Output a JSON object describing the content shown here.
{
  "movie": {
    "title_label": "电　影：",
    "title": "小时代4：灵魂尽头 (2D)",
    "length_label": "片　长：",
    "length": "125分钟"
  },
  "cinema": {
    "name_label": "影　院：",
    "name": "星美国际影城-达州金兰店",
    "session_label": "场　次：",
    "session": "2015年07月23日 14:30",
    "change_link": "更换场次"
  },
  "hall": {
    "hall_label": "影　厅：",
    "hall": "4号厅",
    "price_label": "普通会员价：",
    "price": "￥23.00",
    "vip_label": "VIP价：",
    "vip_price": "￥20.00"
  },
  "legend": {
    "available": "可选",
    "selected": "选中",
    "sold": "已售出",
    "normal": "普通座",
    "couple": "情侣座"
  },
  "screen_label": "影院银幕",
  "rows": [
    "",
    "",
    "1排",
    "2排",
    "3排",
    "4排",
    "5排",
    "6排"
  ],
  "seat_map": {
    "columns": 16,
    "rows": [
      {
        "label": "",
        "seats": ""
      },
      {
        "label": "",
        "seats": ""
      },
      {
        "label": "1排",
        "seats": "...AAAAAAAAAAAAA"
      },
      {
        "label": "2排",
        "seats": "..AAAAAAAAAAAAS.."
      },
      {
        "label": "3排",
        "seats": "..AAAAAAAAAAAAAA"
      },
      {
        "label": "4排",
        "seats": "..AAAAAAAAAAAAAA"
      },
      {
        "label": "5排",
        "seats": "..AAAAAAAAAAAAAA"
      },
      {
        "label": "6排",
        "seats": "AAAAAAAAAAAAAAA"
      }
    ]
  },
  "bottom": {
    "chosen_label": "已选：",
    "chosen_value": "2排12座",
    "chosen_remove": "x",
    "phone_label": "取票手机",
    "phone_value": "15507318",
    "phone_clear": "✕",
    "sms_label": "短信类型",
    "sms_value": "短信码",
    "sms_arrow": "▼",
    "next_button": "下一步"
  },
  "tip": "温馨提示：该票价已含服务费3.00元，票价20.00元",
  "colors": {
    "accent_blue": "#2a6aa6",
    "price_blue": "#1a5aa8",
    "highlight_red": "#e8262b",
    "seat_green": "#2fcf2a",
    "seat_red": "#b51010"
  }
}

::::::::::

THE REQUEST -> Set down the entries above again, word for word.

FULL ANSWER ->
Output a JSON object describing the content shown here.
{
  "movie": {
    "title_label": "电　影：",
    "title": "小时代4：灵魂尽头 (2D)",
    "length_label": "片　长：",
    "length": "125分钟"
  },
  "cinema": {
    "name_label": "影　院：",
    "name": "星美国际影城-达州金兰店",
    "session_label": "场　次：",
    "session": "2015年07月23日 14:30",
    "change_link": "更换场次"
  },
  "hall": {
    "hall_label": "影　厅：",
    "hall": "4号厅",
    "price_label": "普通会员价：",
    "price": "￥23.00",
    "vip_label": "VIP价：",
    "vip_price": "￥20.00"
  },
  "legend": {
    "available": "可选",
    "selected": "选中",
    "sold": "已售出",
    "normal": "普通座",
    "couple": "情侣座"
  },
  "screen_label": "影院银幕",
  "rows": [
    "",
    "",
    "1排",
    "2排",
    "3排",
    "4排",
    "5排",
    "6排"
  ],
  "seat_map": {
    "columns": 16,
    "rows": [
      {
        "label": "",
        "seats": ""
      },
      {
        "label": "",
        "seats": ""
      },
      {
        "label": "1排",
        "seats": "...AAAAAAAAAAAAA"
      },
      {
        "label": "2排",
        "seats": "..AAAAAAAAAAAAS.."
      },
      {
        "label": "3排",
        "seats": "..AAAAAAAAAAAAAA"
      },
      {
        "label": "4排",
        "seats": "..AAAAAAAAAAAAAA"
      },
      {
        "label": "5排",
        "seats": "..AAAAAAAAAAAAAA"
      },
      {
        "label": "6排",
        "seats": "AAAAAAAAAAAAAAA"
      }
    ]
  },
  "bottom": {
    "chosen_label": "已选：",
    "chosen_value": "2排12座",
    "chosen_remove": "x",
    "phone_label": "取票手机",
    "phone_value": "15507318",
    "phone_clear": "✕",
    "sms_label": "短信类型",
    "sms_value": "短信码",
    "sms_arrow": "▼",
    "next_button": "下一步"
  },
  "tip": "温馨提示：该票价已含服务费3.00元，票价20.00元",
  "colors": {
    "accent_blue": "#2a6aa6",
    "price_blue": "#1a5aa8",
    "highlight_red": "#e8262b",
    "seat_green": "#2fcf2a",
    "seat_red": "#b51010"
  }
}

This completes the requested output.